-- TASK REQUIREMENTS --
Within the records below, find each line that holds the string "detached", then copy it.

--- START DATASET EXCERPTS ---

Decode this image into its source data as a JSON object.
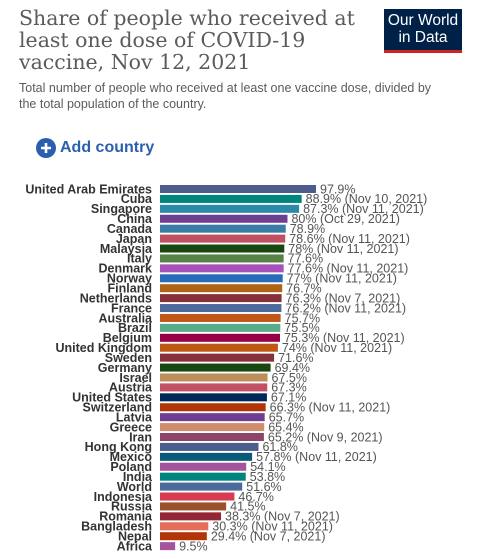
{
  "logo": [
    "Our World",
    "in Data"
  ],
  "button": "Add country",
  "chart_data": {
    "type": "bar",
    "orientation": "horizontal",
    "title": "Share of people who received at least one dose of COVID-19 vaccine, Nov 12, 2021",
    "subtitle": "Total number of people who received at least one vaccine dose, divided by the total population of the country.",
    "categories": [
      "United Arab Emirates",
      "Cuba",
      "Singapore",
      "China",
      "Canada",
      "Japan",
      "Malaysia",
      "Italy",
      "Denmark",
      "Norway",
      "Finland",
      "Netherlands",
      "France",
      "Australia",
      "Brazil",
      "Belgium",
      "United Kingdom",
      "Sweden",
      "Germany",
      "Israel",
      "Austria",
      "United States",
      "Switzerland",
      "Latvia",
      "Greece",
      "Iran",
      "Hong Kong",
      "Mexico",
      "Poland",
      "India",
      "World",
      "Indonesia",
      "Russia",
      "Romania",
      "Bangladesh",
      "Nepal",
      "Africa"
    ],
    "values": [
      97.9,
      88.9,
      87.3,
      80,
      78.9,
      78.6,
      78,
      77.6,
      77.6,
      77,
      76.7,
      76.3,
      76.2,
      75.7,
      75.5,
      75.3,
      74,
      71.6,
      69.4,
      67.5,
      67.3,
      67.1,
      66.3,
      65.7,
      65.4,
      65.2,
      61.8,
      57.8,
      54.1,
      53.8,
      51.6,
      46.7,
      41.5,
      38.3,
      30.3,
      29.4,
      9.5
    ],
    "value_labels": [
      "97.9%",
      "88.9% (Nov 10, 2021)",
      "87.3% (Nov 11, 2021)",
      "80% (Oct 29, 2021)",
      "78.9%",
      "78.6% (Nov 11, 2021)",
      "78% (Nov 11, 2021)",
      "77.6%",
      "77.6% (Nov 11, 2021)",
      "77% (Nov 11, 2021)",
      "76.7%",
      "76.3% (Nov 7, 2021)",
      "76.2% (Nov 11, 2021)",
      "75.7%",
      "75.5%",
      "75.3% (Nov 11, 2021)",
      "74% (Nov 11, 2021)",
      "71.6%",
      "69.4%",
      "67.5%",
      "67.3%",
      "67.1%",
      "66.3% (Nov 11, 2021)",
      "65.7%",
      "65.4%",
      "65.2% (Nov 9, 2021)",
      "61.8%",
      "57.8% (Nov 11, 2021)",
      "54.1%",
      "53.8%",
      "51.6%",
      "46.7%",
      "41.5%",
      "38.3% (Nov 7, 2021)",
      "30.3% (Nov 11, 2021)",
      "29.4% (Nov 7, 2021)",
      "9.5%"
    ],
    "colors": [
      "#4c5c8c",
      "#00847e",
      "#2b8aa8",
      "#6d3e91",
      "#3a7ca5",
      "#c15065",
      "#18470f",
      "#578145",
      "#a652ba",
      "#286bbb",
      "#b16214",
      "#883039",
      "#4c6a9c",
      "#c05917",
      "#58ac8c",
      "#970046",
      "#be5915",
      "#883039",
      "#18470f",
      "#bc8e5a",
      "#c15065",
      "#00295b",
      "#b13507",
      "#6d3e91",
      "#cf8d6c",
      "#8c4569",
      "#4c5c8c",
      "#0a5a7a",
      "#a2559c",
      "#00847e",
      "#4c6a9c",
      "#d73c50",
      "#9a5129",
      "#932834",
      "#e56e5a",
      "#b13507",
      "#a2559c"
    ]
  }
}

--- END DATASET EXCERPTS ---
--- START DATASET EXCERPTS ---

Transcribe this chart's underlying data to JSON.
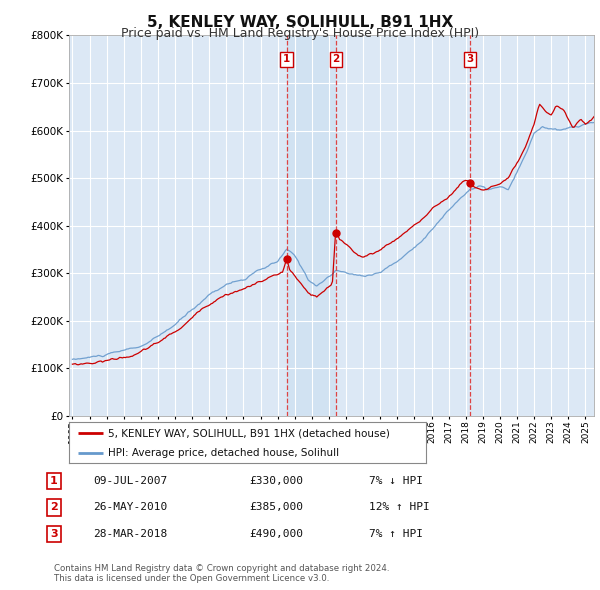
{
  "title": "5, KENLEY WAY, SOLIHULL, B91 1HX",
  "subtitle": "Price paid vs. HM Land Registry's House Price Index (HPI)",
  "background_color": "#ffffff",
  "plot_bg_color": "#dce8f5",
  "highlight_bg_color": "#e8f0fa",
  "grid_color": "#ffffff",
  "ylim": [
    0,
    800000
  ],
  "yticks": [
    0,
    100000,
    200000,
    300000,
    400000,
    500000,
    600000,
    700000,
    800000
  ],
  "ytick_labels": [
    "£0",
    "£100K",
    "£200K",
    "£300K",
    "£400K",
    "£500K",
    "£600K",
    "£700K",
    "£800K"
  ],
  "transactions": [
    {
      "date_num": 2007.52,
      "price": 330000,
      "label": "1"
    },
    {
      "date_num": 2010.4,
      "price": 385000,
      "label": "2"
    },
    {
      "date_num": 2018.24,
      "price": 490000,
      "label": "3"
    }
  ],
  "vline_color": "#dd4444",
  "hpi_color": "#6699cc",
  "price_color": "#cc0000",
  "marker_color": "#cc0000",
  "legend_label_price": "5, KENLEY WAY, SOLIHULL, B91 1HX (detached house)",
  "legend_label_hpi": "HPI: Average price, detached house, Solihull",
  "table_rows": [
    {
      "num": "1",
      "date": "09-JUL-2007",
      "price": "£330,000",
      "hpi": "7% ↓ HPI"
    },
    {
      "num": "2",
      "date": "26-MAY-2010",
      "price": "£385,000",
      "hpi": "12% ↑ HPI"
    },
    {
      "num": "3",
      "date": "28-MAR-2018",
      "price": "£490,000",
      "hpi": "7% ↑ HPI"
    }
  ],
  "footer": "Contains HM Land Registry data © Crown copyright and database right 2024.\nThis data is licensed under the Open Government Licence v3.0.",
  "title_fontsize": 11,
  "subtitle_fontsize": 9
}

--- END DATASET EXCERPTS ---
--- START DATASET EXCERPTS ---

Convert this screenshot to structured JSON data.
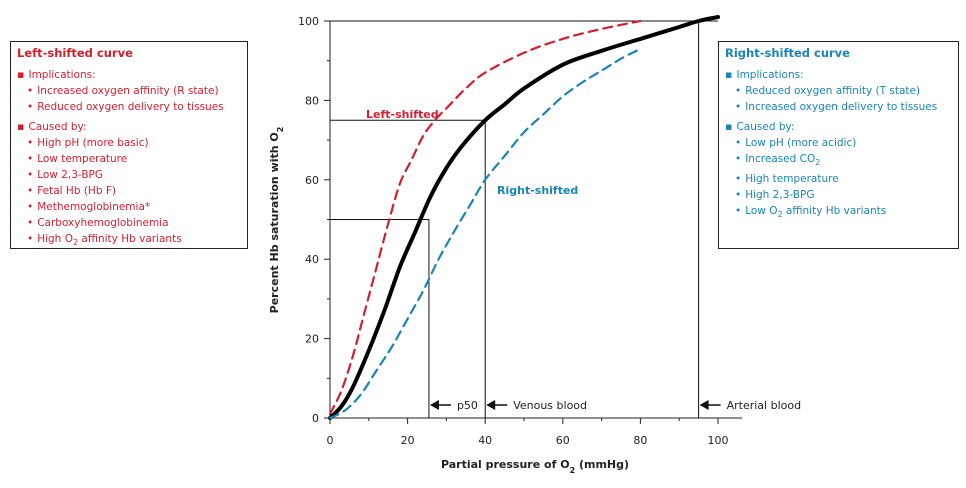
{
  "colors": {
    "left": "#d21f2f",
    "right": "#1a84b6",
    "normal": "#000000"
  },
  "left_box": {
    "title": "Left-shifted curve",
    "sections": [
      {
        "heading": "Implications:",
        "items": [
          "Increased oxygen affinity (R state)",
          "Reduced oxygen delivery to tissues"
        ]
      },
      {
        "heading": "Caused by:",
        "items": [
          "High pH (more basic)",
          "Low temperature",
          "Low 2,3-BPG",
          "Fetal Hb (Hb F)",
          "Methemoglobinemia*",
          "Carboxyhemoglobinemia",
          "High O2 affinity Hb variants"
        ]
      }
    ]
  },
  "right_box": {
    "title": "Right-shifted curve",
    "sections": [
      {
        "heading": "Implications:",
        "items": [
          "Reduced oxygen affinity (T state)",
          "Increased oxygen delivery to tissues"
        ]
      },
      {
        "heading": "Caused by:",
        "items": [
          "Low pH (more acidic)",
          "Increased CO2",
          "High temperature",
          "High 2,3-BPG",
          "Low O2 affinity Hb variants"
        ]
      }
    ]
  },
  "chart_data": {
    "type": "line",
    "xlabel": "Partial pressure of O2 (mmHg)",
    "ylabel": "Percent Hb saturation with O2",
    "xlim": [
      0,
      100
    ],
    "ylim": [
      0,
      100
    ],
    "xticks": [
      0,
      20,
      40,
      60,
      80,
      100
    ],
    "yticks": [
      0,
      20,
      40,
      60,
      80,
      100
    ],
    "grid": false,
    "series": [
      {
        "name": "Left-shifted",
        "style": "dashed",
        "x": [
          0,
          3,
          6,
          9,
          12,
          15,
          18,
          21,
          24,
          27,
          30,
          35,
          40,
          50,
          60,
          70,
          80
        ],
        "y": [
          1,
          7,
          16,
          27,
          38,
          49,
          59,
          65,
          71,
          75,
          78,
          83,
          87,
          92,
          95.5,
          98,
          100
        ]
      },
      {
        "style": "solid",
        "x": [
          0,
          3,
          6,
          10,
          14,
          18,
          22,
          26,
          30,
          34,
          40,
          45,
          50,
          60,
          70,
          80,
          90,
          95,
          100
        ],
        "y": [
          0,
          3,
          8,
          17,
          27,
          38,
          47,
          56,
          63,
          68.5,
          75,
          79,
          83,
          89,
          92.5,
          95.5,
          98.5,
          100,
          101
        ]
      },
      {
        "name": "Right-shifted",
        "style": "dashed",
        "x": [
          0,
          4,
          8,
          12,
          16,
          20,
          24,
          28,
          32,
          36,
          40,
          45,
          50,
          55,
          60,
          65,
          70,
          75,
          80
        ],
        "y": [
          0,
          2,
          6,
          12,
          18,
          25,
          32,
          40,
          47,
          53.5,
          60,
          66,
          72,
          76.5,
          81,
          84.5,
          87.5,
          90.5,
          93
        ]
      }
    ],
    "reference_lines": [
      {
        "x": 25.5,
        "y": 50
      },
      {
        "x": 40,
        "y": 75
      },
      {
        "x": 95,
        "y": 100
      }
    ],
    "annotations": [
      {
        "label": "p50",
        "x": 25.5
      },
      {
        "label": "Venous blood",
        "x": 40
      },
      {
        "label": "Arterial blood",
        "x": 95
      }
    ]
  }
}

--- END DATASET EXCERPTS ---

-- FULL SOLUTION --
  "legend_label_price": "5, KENLEY WAY, SOLIHULL, B91 1HX (detached house)",
  "legend_label_hpi": "HPI: Average price, detached house, Solihull",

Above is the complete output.